## What you need to do
Look through the lines below and extract any with the word "this".

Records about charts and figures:
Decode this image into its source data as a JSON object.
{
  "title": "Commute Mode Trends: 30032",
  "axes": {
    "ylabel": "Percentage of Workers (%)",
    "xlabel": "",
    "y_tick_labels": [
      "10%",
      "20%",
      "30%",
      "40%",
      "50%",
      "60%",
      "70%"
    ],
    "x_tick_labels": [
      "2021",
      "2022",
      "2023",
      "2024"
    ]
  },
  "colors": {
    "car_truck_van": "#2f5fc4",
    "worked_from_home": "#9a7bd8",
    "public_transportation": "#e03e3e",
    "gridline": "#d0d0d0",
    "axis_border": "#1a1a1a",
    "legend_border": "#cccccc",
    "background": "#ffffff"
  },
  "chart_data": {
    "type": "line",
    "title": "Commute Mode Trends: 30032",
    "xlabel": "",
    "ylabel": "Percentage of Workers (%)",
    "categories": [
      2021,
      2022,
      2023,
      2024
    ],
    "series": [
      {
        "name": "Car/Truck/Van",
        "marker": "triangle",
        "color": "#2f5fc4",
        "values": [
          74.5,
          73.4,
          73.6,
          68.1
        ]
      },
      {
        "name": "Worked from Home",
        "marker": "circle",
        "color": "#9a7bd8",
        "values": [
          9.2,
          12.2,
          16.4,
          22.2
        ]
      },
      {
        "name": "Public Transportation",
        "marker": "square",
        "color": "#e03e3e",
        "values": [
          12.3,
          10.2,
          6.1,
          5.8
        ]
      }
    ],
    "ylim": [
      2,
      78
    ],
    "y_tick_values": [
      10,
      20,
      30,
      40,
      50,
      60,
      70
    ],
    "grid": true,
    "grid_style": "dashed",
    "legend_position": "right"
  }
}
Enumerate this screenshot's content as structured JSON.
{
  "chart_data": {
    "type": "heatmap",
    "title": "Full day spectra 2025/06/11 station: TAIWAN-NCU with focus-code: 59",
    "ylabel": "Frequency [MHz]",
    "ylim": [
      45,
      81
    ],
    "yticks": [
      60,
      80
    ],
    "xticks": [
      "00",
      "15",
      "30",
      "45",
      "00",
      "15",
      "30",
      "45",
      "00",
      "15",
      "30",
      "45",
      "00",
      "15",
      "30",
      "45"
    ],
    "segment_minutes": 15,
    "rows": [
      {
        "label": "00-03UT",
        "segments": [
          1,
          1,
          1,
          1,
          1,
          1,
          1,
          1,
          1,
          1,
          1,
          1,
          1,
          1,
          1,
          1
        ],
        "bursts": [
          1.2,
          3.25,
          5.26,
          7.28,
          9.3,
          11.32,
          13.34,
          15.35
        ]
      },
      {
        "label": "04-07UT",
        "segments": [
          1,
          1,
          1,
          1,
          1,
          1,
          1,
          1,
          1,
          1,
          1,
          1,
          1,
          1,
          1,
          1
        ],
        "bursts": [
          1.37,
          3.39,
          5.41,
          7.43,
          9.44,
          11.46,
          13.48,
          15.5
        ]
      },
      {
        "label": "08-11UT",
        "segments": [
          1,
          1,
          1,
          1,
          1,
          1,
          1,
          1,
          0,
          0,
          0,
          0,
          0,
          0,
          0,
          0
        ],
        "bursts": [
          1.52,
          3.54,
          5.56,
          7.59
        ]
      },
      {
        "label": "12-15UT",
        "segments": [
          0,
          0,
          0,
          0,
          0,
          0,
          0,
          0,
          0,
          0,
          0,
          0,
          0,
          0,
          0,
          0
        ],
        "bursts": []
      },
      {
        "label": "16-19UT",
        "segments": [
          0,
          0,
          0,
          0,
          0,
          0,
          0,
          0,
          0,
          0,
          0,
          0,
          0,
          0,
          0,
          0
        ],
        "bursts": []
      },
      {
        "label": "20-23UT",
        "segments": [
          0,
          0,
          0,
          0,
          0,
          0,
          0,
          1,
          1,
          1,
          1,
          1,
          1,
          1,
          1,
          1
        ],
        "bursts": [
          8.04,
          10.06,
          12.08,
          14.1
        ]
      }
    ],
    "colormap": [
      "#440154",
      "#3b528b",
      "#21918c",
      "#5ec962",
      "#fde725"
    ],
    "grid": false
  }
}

## Written answer
Decode this image into its source data as a JSON object.
Enumerate this screenshot's content as structured JSON.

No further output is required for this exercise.